> _AIM_:
Return each line holding the string "палаты".

> _RECORDS SUPPLIED_:
========

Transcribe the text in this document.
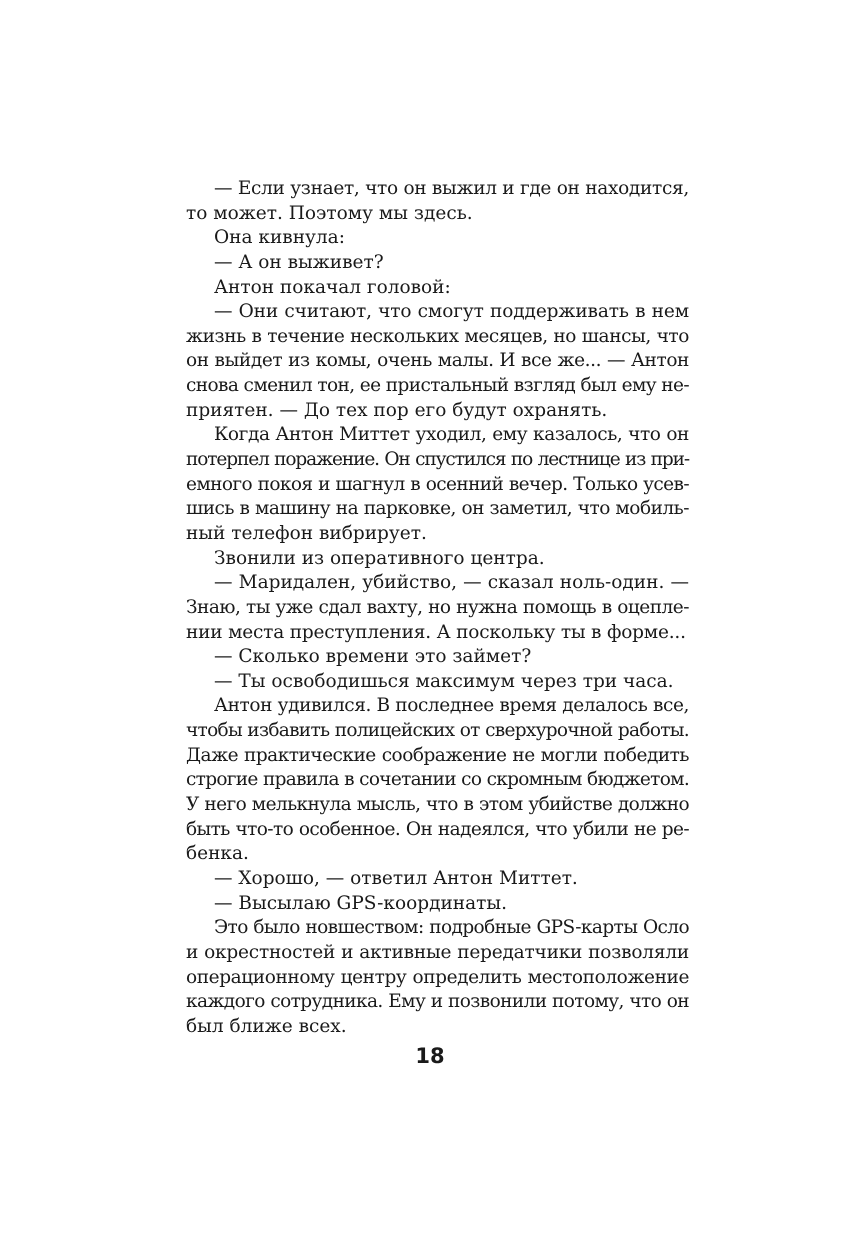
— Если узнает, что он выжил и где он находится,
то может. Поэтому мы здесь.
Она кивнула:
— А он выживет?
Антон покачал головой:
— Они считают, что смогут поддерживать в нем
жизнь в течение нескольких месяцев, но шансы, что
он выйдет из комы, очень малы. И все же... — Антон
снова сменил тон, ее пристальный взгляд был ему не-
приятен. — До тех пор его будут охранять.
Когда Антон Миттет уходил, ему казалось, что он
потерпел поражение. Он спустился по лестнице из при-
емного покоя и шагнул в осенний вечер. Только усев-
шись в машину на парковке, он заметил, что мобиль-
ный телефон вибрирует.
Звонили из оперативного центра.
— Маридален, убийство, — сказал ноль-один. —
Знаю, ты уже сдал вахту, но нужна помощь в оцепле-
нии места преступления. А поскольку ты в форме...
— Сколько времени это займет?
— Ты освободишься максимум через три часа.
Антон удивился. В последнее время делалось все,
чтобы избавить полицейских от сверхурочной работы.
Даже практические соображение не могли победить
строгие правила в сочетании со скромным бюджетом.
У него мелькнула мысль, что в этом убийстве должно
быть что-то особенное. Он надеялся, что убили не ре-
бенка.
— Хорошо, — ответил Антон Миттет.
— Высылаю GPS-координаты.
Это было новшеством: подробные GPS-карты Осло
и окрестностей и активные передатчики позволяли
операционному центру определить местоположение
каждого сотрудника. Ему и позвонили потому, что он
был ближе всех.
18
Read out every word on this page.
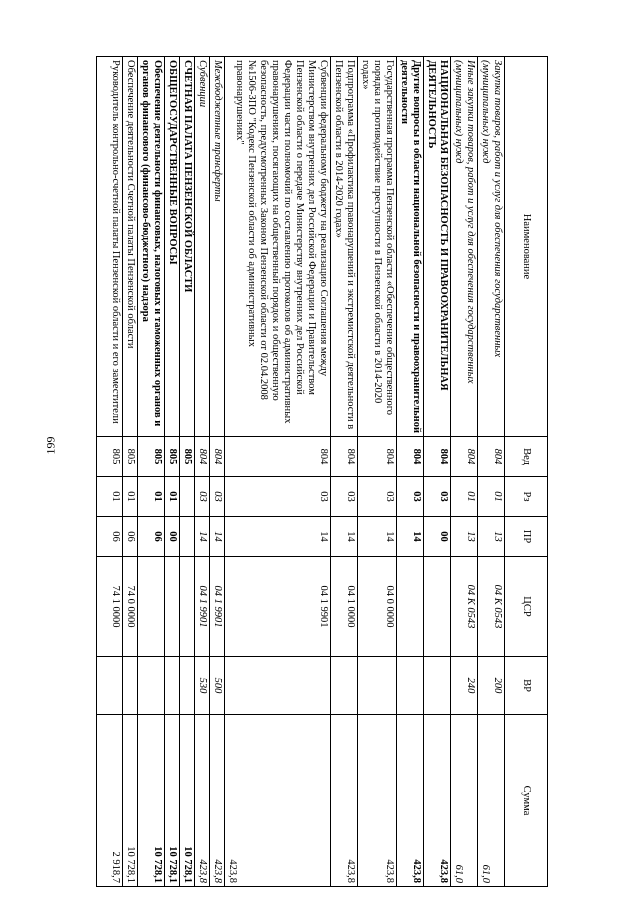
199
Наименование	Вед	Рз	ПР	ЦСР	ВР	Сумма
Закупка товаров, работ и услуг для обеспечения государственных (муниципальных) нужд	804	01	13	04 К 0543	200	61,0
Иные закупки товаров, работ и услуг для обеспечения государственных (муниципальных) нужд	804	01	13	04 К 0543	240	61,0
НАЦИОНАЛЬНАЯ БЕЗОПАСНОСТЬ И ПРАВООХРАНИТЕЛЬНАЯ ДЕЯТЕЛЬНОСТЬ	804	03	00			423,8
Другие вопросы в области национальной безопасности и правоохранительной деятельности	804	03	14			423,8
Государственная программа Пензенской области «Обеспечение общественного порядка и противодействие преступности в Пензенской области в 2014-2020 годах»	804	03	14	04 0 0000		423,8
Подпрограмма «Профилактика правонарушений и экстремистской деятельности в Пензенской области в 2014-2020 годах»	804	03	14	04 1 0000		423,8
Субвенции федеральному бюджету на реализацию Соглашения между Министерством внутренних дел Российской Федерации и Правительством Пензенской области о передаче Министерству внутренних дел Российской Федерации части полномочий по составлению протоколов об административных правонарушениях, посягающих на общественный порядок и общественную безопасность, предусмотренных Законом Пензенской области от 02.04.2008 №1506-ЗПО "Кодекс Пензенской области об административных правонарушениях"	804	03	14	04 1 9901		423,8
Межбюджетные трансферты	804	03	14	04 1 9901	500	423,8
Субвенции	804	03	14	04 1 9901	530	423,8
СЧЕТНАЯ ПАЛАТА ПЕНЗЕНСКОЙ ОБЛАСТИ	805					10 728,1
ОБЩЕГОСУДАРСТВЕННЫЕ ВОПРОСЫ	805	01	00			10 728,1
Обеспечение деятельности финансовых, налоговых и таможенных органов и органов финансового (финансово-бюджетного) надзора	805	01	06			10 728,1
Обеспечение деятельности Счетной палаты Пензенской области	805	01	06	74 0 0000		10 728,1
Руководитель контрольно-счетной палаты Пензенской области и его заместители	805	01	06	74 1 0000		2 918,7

========

> _EXPECTED ANSWER_:
Обеспечение деятельности Счетной палаты Пензенской области	805	01	06	74 0 0000		10 728,1
Руководитель контрольно-счетной палаты Пензенской области и его заместители	805	01	06	74 1 0000		2 918,7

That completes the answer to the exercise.